• Set task
Narrow the data below down to the lines containing "this".

## BEGIN Data to process

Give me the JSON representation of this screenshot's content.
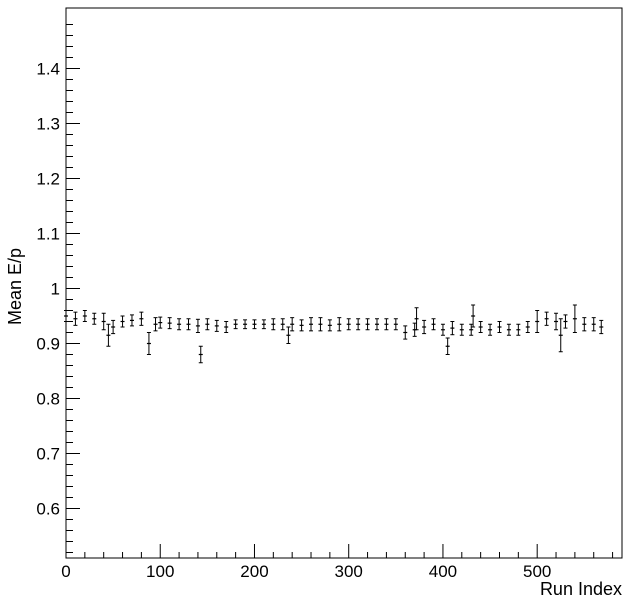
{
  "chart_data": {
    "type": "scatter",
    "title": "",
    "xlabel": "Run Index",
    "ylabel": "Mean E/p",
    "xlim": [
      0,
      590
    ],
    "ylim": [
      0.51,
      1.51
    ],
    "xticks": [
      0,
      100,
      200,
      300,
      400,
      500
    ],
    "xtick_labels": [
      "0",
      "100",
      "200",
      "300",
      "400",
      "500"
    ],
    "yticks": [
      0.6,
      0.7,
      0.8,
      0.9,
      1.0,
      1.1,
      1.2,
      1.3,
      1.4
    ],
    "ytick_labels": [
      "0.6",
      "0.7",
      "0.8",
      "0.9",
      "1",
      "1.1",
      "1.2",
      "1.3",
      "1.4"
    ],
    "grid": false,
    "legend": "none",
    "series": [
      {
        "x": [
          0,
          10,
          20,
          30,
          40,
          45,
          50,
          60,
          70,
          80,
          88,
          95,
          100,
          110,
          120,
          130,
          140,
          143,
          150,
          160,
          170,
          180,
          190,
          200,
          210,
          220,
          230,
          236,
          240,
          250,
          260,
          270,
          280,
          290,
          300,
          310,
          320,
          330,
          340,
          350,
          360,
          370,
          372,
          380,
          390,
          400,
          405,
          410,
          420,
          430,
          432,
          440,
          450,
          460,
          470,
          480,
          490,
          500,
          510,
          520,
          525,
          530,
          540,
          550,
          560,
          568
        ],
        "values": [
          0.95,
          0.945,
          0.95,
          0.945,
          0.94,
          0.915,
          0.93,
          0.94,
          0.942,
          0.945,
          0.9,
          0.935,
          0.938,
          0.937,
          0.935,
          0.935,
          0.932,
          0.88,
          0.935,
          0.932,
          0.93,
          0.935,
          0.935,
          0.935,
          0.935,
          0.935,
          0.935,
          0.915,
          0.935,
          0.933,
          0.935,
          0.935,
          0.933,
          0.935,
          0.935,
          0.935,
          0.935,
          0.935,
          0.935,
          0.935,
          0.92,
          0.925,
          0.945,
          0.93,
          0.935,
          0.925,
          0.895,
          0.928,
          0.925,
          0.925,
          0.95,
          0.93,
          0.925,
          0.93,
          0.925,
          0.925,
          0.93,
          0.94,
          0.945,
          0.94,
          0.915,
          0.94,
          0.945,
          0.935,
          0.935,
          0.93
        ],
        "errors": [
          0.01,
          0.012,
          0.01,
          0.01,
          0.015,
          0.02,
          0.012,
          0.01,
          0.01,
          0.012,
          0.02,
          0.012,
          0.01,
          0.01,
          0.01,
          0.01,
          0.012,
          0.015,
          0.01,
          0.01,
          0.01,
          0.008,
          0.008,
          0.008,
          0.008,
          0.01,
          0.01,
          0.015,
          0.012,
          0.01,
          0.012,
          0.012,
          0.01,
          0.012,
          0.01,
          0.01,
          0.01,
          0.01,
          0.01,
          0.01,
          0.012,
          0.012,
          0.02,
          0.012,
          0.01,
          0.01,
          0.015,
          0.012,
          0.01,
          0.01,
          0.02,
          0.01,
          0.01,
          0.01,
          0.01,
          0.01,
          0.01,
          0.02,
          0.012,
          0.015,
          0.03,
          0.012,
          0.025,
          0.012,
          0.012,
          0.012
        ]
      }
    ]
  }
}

## END Data to process
## BEGIN Data to process

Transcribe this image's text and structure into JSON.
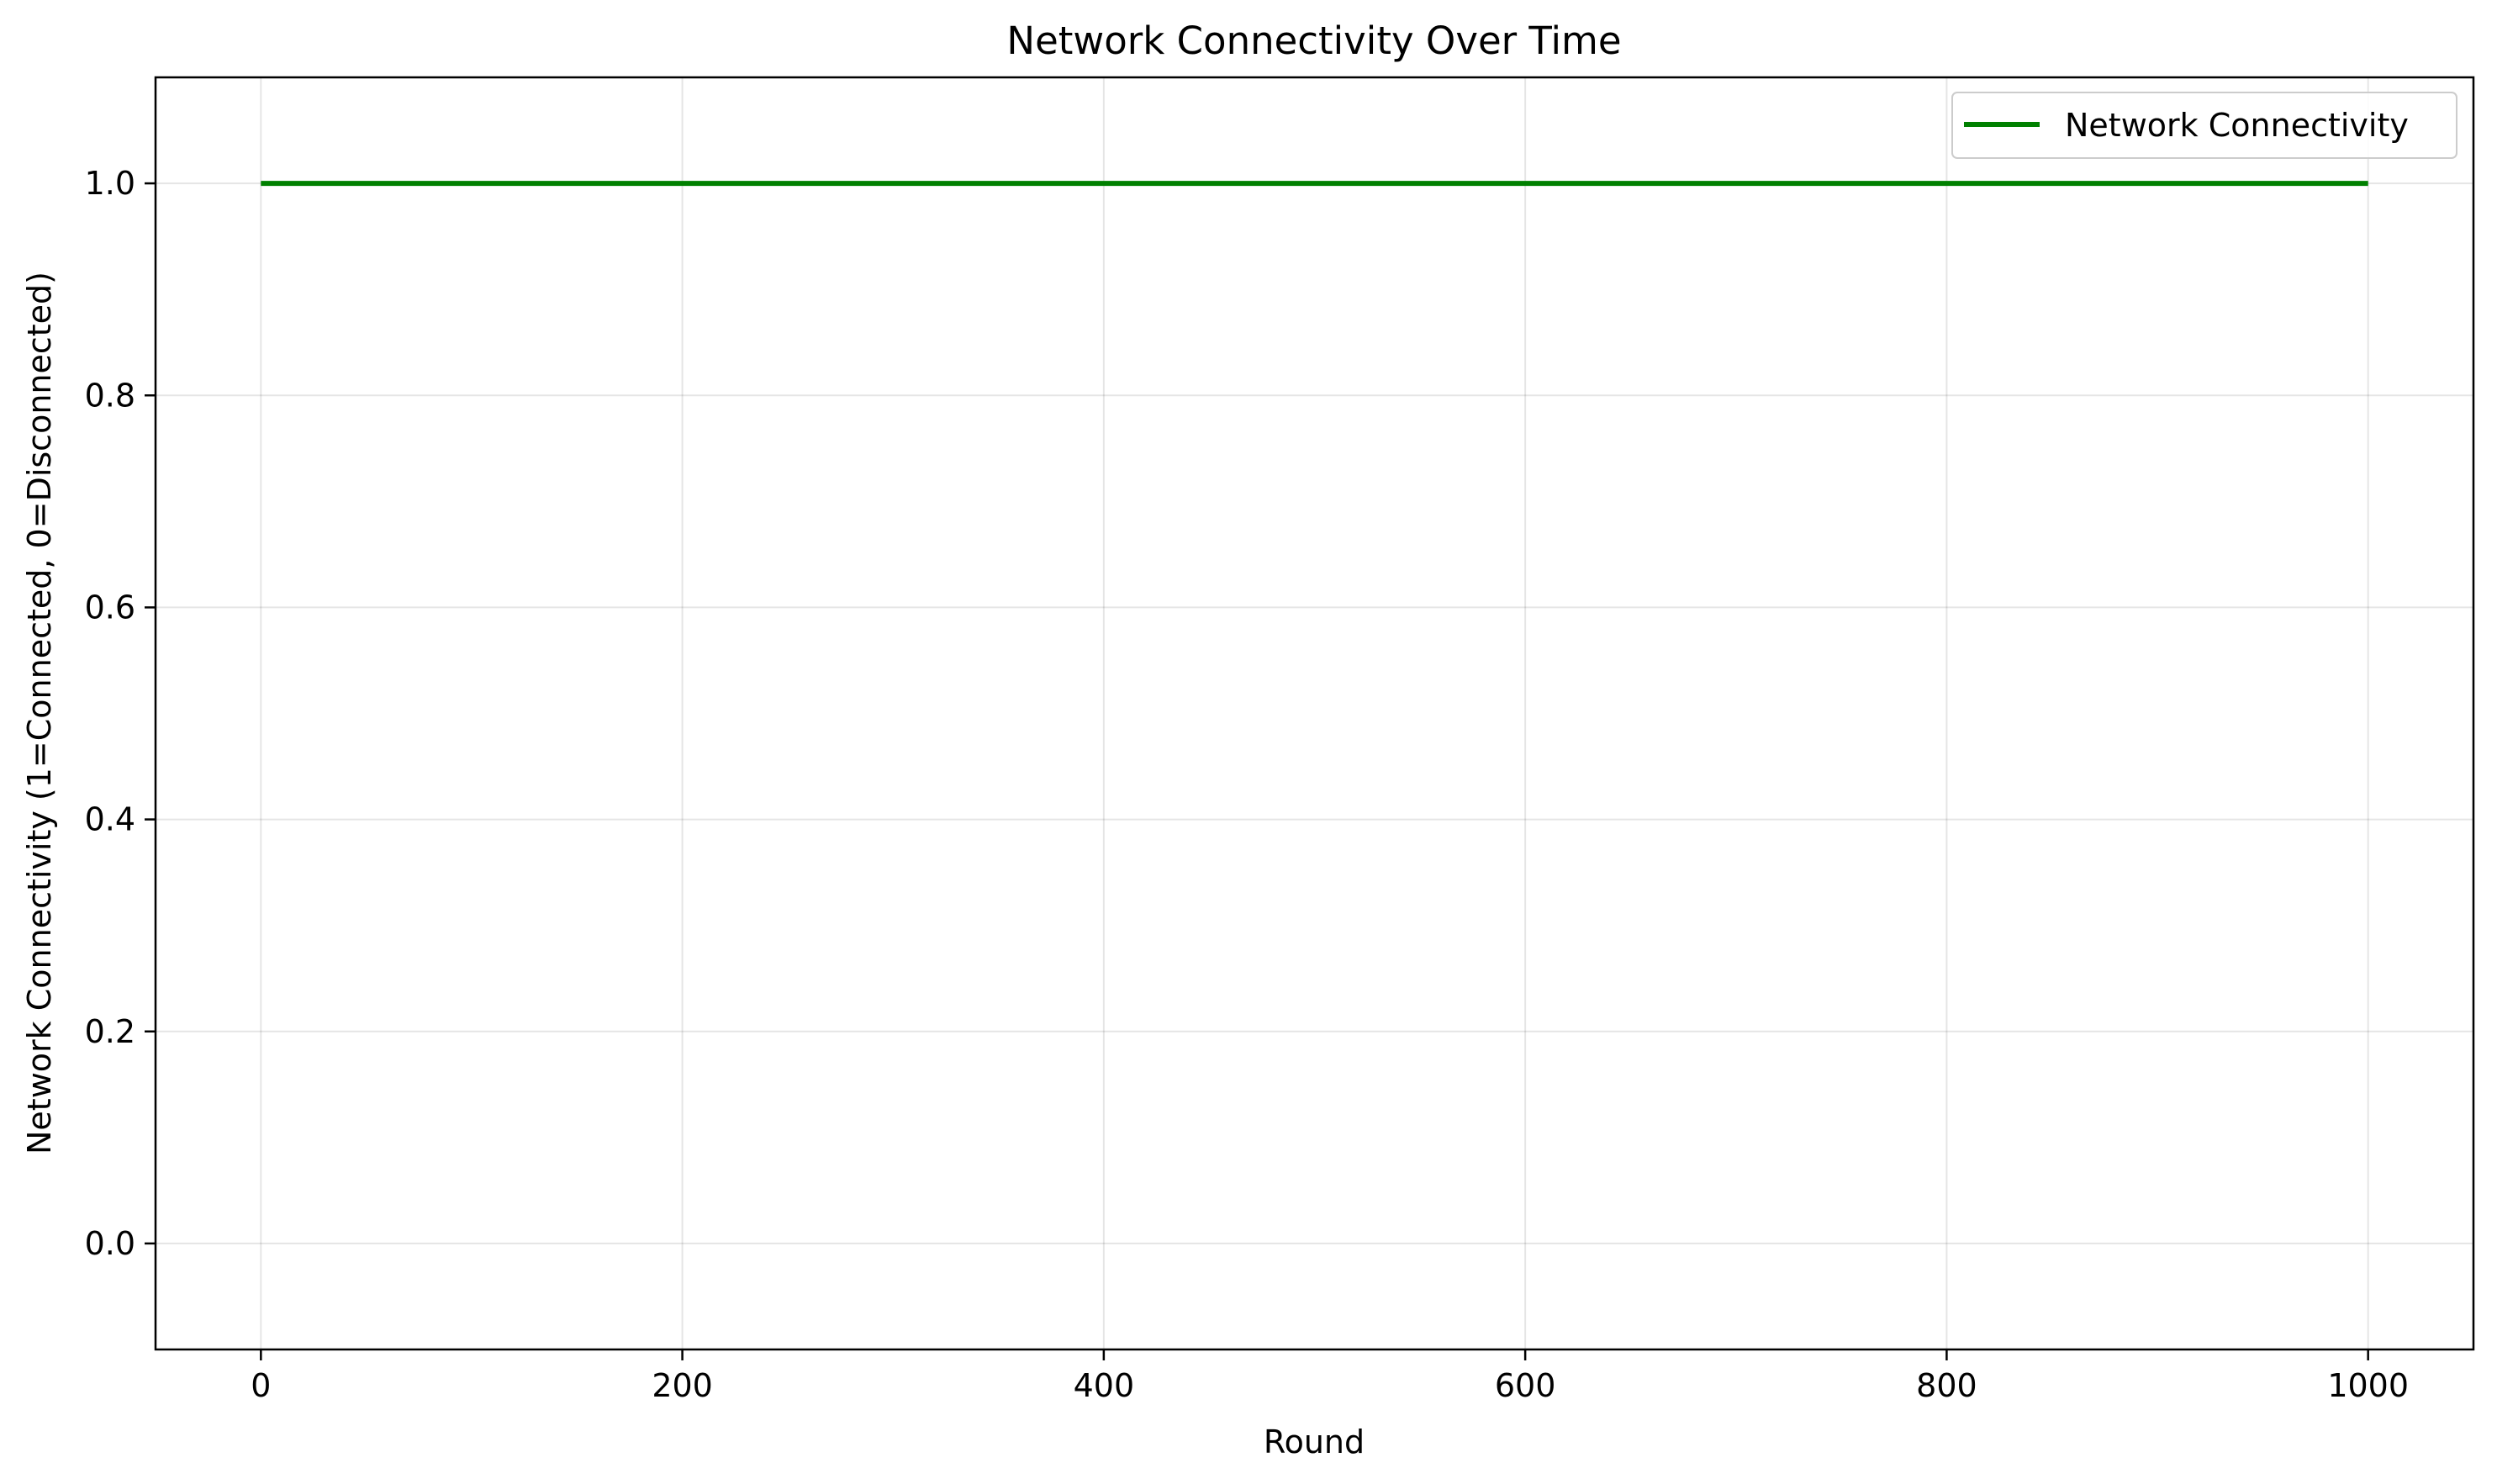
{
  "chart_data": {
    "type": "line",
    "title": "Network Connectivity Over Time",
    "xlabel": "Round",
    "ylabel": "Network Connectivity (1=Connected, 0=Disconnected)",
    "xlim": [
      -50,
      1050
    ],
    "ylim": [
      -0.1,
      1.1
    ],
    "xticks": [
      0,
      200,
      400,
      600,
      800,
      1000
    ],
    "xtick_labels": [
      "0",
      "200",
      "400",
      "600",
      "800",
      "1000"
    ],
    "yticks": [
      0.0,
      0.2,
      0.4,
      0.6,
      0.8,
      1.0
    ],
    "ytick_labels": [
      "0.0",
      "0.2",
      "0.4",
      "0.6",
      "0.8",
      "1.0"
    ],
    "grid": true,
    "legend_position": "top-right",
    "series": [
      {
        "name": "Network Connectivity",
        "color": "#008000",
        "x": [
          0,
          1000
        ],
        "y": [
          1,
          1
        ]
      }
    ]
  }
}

## END Data to process

• Expected answer
Give me the JSON representation of this screenshot's content.
Transcribe this image's text and structure into JSON.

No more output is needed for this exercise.